> [To be done]: The exercise asks you to copy every line below in which "text" appears.
========
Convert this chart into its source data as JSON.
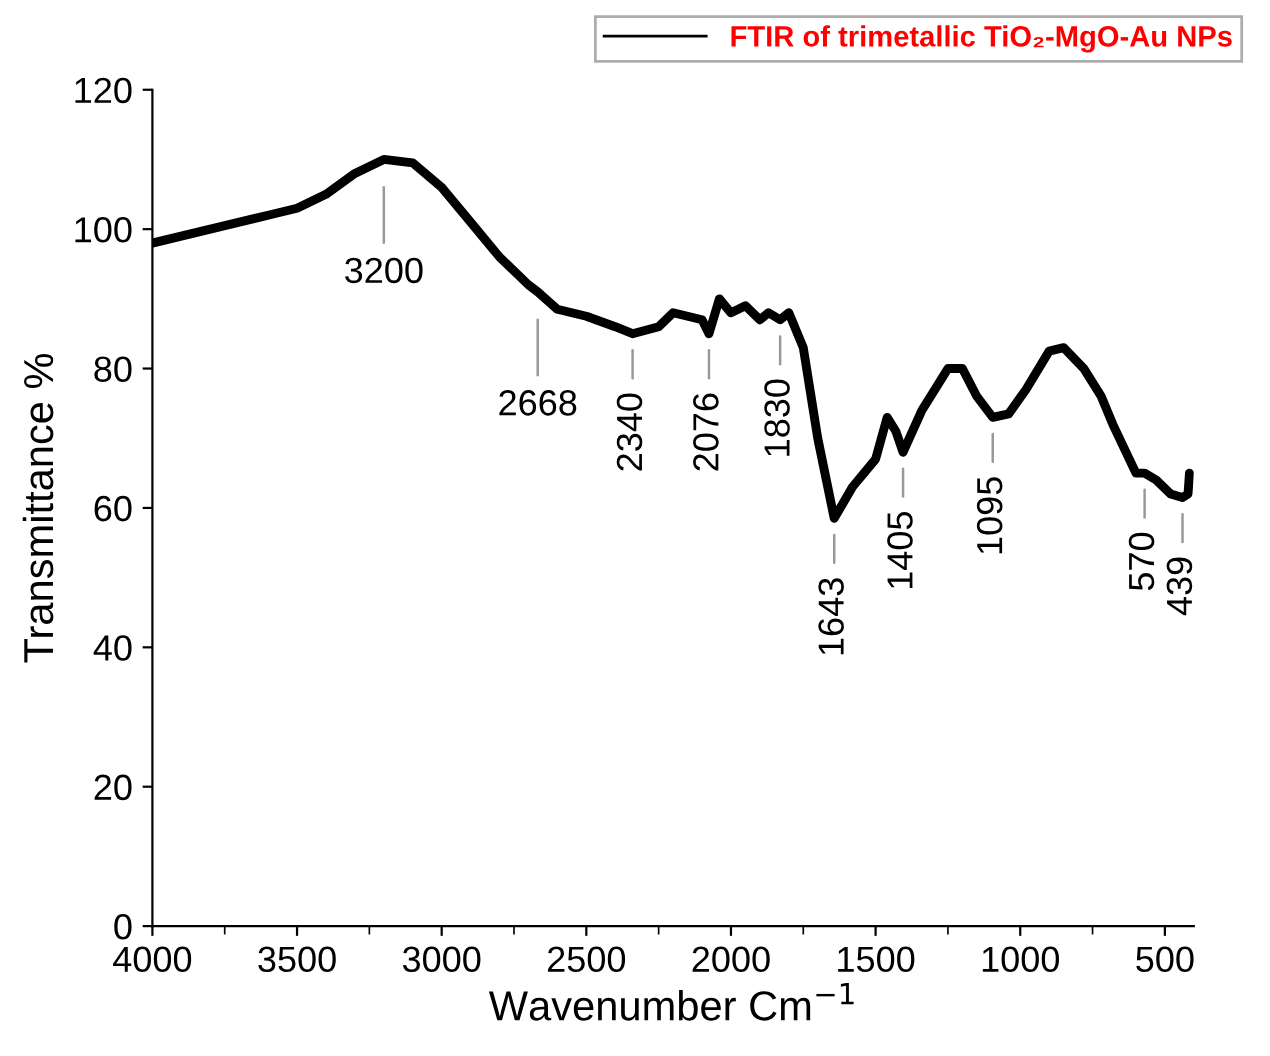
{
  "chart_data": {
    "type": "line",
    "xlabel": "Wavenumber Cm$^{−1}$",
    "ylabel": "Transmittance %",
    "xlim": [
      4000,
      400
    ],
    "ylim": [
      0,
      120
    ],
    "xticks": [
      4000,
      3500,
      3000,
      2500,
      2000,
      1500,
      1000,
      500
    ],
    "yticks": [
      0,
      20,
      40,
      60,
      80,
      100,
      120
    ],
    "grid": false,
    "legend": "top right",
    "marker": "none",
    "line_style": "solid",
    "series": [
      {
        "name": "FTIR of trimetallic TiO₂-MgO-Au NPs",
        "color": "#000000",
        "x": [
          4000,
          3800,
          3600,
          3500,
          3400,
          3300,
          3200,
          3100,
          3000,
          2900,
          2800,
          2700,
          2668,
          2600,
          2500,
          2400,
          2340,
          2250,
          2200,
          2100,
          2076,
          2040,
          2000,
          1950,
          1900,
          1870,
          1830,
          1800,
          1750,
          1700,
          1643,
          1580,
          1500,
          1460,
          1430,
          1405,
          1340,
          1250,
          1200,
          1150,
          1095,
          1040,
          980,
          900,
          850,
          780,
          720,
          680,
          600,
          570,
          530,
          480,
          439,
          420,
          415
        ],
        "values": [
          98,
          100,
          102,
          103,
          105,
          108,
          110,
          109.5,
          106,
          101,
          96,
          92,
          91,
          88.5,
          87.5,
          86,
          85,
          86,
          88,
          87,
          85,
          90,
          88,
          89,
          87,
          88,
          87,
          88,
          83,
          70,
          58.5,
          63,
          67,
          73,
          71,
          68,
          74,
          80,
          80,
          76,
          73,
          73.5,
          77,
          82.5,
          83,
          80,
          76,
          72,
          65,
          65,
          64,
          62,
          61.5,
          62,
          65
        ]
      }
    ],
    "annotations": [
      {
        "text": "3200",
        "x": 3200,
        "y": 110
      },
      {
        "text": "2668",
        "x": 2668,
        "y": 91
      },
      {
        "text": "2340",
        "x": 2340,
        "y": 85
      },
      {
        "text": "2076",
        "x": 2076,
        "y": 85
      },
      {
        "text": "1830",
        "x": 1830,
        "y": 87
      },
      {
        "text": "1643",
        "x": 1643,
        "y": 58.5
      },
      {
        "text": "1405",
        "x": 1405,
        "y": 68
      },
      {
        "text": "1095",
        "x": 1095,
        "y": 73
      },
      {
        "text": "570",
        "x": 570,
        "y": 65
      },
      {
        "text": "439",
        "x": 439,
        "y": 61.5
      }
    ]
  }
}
========
> [Solution to this problem]:
        "text": "3200",
        "text": "2668",
        "text": "2340",
        "text": "2076",
        "text": "1830",
        "text": "1643",
        "text": "1405",
        "text": "1095",
        "text": "570",
        "text": "439",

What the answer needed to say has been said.